►
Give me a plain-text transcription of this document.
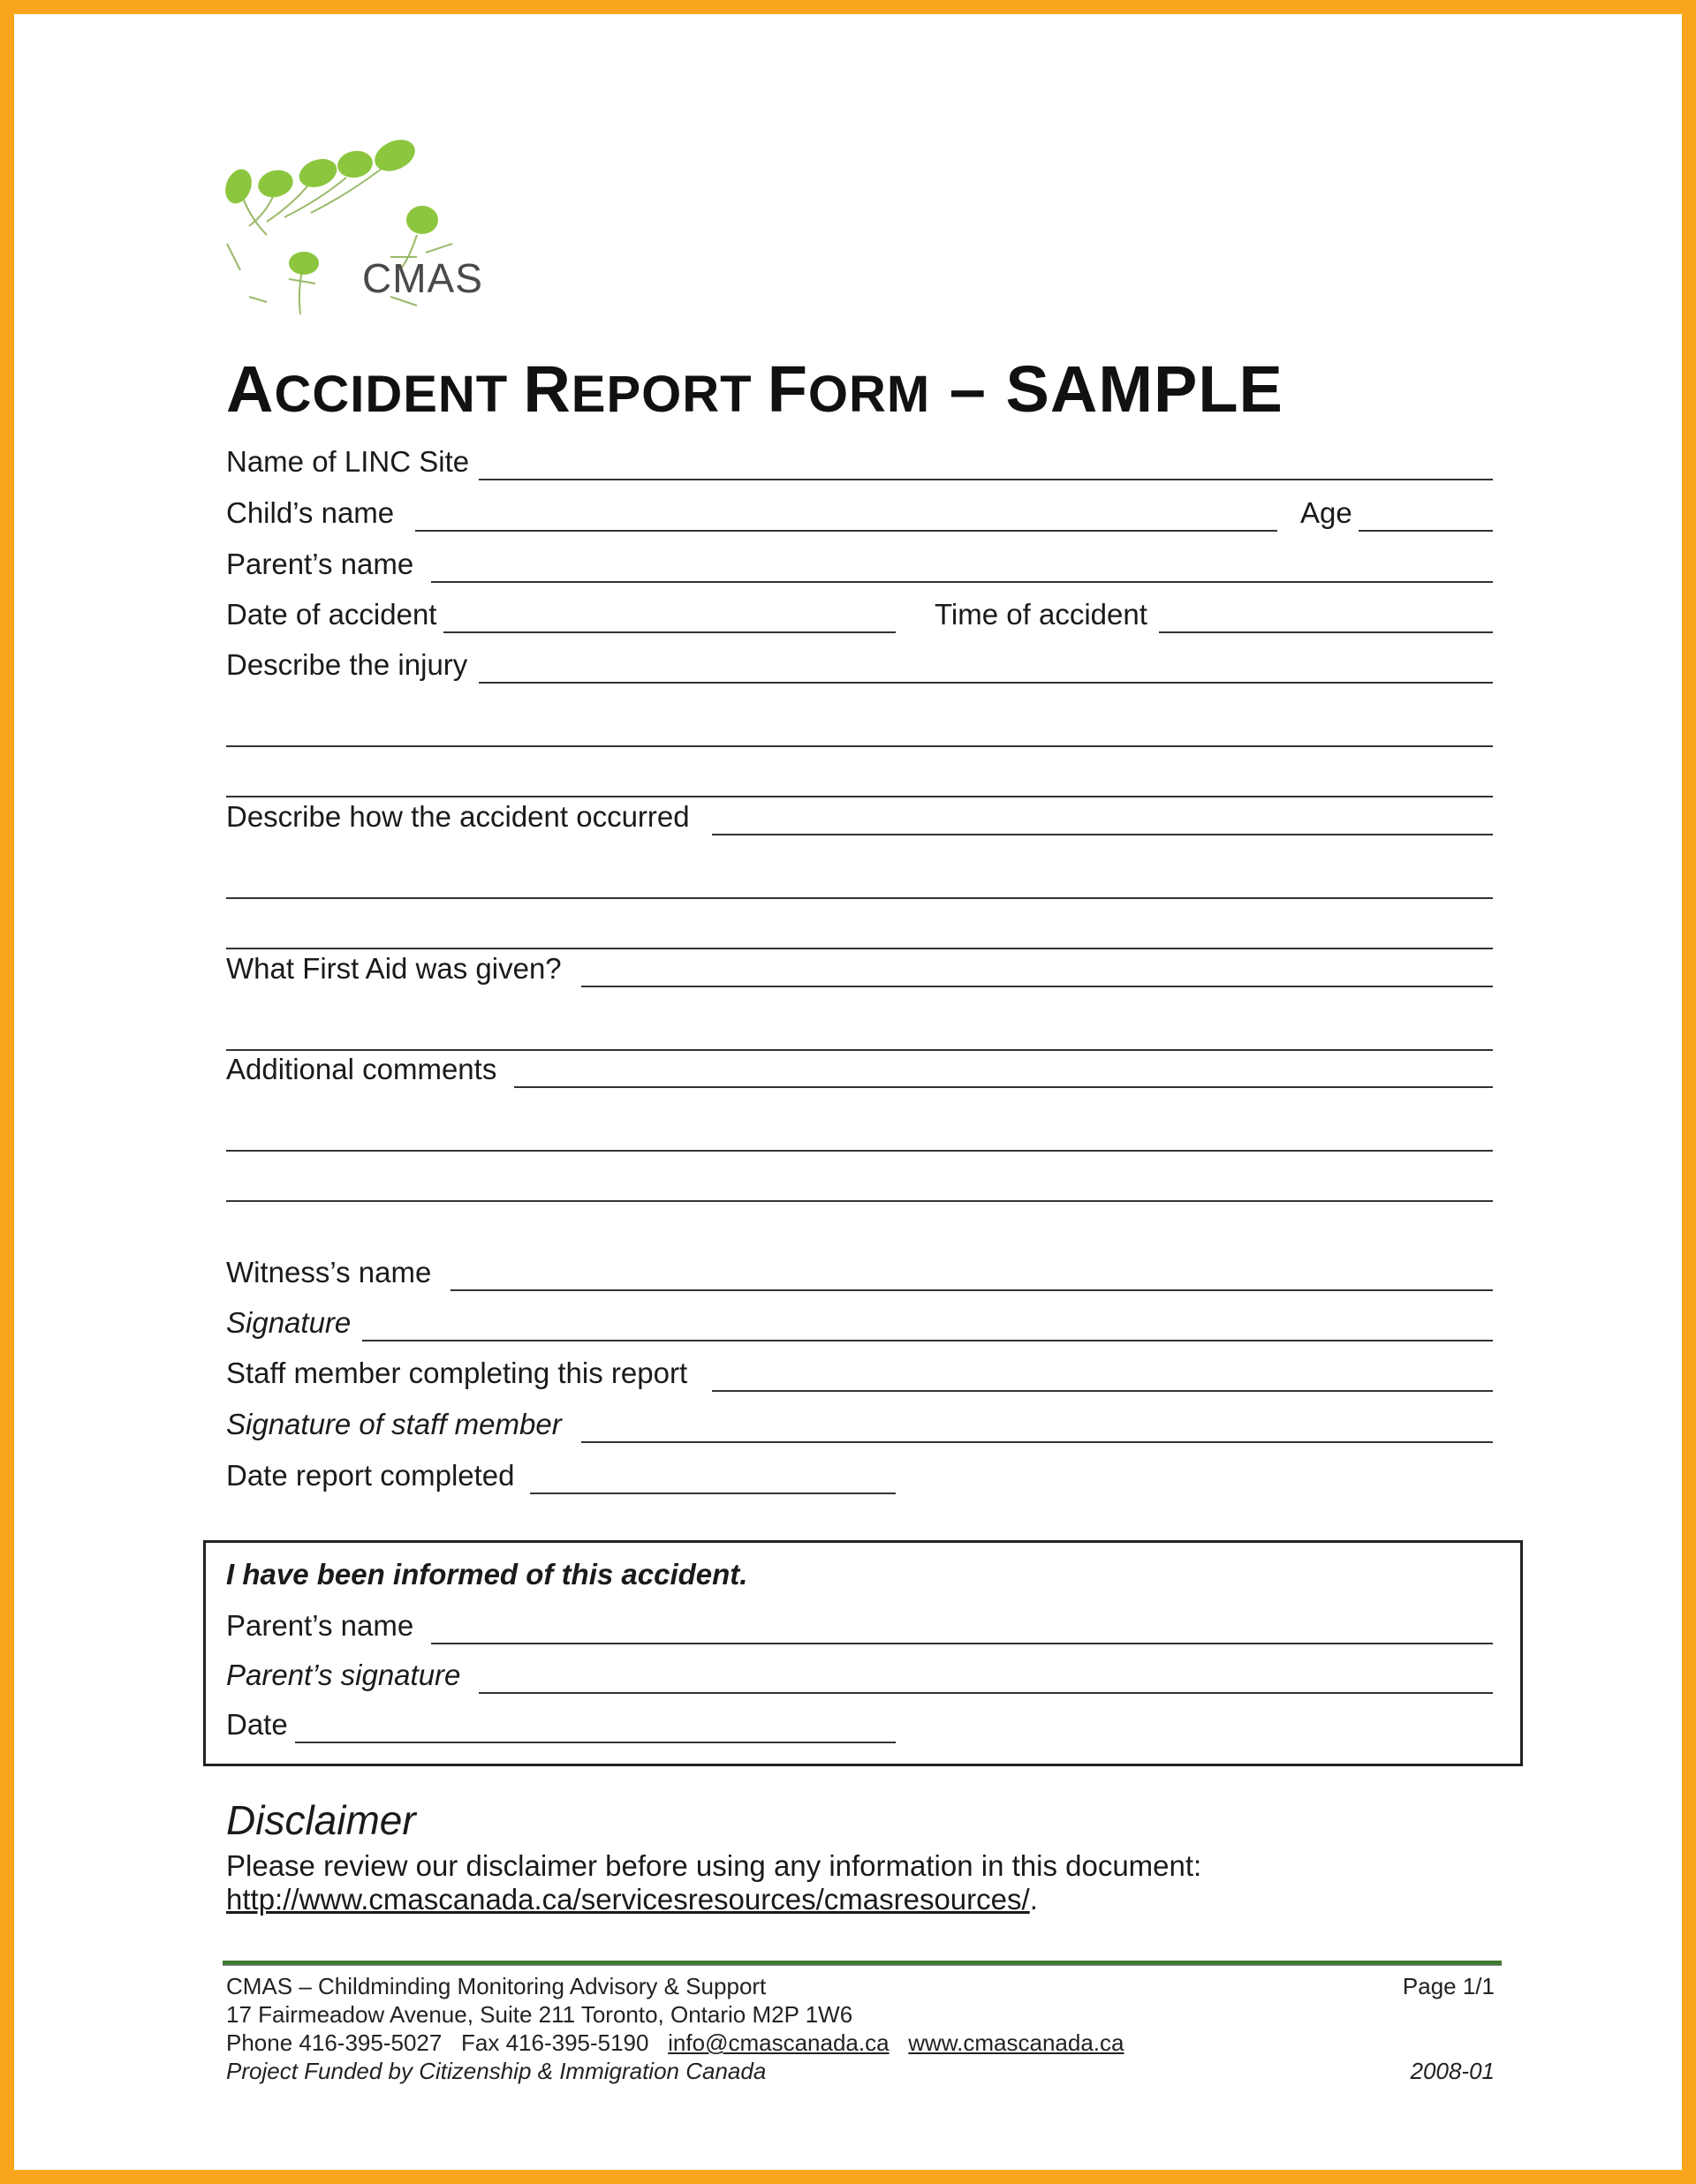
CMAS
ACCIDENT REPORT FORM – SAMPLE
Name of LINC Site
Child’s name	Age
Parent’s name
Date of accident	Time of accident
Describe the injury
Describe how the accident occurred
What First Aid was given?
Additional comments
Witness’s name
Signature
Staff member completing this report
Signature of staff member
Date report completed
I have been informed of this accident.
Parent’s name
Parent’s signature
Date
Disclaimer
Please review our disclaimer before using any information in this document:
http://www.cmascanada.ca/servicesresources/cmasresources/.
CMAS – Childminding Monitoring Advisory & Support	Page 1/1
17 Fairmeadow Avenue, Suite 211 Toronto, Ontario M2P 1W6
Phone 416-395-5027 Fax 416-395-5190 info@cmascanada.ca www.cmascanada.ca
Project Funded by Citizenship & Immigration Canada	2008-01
◄
►
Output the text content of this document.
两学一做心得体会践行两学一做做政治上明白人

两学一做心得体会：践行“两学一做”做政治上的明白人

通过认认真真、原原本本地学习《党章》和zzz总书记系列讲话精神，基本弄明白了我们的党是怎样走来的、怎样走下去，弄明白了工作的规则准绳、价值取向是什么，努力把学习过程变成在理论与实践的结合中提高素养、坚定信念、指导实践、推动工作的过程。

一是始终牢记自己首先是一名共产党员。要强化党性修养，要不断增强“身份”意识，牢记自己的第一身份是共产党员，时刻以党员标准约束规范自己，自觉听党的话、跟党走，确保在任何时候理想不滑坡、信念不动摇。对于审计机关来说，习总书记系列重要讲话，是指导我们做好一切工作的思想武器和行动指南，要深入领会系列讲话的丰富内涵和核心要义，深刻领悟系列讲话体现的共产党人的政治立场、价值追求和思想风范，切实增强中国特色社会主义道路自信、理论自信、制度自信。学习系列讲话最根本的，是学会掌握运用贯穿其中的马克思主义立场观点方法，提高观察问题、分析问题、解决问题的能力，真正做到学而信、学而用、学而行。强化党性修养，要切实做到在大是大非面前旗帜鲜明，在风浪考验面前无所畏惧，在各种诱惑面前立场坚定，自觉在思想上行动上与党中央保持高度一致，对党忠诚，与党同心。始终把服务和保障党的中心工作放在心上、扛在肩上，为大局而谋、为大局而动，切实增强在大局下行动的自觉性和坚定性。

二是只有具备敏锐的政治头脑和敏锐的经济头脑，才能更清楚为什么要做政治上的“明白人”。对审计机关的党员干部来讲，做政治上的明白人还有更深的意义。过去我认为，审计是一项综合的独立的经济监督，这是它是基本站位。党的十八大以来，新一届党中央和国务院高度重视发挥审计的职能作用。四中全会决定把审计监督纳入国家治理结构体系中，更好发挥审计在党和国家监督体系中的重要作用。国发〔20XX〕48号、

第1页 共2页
◄
• _TASK TO COMPLETE_:
Using the records above, copy every line that has the word "Describe" in it.

• _ANSWER TO THE TASK_:
Describe the injury
Describe how the accident occurred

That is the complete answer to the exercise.